WHAT THE EXERCISE ASKS
Can you write out the whole listing exactly?

THE RECORDS
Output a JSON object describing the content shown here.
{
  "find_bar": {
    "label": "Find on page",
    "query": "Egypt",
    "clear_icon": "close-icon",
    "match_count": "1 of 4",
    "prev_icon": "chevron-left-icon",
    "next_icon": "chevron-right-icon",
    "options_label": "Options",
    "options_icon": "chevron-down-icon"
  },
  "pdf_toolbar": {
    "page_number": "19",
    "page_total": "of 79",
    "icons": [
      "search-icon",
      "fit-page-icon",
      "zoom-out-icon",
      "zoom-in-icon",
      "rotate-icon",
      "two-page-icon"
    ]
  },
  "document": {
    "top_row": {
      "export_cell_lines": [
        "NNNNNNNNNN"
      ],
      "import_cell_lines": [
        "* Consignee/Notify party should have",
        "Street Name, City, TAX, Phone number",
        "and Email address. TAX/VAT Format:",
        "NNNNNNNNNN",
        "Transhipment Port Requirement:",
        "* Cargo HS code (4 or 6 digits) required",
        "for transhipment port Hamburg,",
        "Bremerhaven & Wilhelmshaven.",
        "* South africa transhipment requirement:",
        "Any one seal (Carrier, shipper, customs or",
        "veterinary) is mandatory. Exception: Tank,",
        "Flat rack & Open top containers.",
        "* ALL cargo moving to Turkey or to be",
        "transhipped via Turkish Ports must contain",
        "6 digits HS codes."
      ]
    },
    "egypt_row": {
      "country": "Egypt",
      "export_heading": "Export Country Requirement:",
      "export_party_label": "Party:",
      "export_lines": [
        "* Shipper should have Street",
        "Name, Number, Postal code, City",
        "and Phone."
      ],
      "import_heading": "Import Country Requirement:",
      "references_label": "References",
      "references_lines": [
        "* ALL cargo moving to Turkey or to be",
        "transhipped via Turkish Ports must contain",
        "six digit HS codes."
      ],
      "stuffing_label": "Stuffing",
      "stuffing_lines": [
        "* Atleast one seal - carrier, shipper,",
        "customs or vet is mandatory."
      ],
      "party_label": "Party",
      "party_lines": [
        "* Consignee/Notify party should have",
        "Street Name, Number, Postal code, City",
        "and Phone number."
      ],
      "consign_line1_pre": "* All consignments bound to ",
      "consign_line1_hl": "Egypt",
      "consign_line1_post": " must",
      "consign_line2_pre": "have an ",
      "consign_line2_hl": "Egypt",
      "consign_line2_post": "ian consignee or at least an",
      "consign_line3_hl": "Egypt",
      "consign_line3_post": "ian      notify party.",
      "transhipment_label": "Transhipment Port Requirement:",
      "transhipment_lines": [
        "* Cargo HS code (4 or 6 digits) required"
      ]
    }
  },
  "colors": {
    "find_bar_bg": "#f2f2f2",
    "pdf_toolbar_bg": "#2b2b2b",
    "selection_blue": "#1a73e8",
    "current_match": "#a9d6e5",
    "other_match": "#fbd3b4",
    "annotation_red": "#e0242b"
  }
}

SOLVED PROBLEM
Output a JSON object describing the content shown here.
{
  "find_bar": {
    "label": "Find on page",
    "query": "Egypt",
    "clear_icon": "close-icon",
    "match_count": "1 of 4",
    "prev_icon": "chevron-left-icon",
    "next_icon": "chevron-right-icon",
    "options_label": "Options",
    "options_icon": "chevron-down-icon"
  },
  "pdf_toolbar": {
    "page_number": "19",
    "page_total": "of 79",
    "icons": [
      "search-icon",
      "fit-page-icon",
      "zoom-out-icon",
      "zoom-in-icon",
      "rotate-icon",
      "two-page-icon"
    ]
  },
  "document": {
    "top_row": {
      "export_cell_lines": [
        "NNNNNNNNNN"
      ],
      "import_cell_lines": [
        "* Consignee/Notify party should have",
        "Street Name, City, TAX, Phone number",
        "and Email address. TAX/VAT Format:",
        "NNNNNNNNNN",
        "Transhipment Port Requirement:",
        "* Cargo HS code (4 or 6 digits) required",
        "for transhipment port Hamburg,",
        "Bremerhaven & Wilhelmshaven.",
        "* South africa transhipment requirement:",
        "Any one seal (Carrier, shipper, customs or",
        "veterinary) is mandatory. Exception: Tank,",
        "Flat rack & Open top containers.",
        "* ALL cargo moving to Turkey or to be",
        "transhipped via Turkish Ports must contain",
        "6 digits HS codes."
      ]
    },
    "egypt_row": {
      "country": "Egypt",
      "export_heading": "Export Country Requirement:",
      "export_party_label": "Party:",
      "export_lines": [
        "* Shipper should have Street",
        "Name, Number, Postal code, City",
        "and Phone."
      ],
      "import_heading": "Import Country Requirement:",
      "references_label": "References",
      "references_lines": [
        "* ALL cargo moving to Turkey or to be",
        "transhipped via Turkish Ports must contain",
        "six digit HS codes."
      ],
      "stuffing_label": "Stuffing",
      "stuffing_lines": [
        "* Atleast one seal - carrier, shipper,",
        "customs or vet is mandatory."
      ],
      "party_label": "Party",
      "party_lines": [
        "* Consignee/Notify party should have",
        "Street Name, Number, Postal code, City",
        "and Phone number."
      ],
      "consign_line1_pre": "* All consignments bound to ",
      "consign_line1_hl": "Egypt",
      "consign_line1_post": " must",
      "consign_line2_pre": "have an ",
      "consign_line2_hl": "Egypt",
      "consign_line2_post": "ian consignee or at least an",
      "consign_line3_hl": "Egypt",
      "consign_line3_post": "ian      notify party.",
      "transhipment_label": "Transhipment Port Requirement:",
      "transhipment_lines": [
        "* Cargo HS code (4 or 6 digits) required"
      ]
    }
  },
  "colors": {
    "find_bar_bg": "#f2f2f2",
    "pdf_toolbar_bg": "#2b2b2b",
    "selection_blue": "#1a73e8",
    "current_match": "#a9d6e5",
    "other_match": "#fbd3b4",
    "annotation_red": "#e0242b"
  }
}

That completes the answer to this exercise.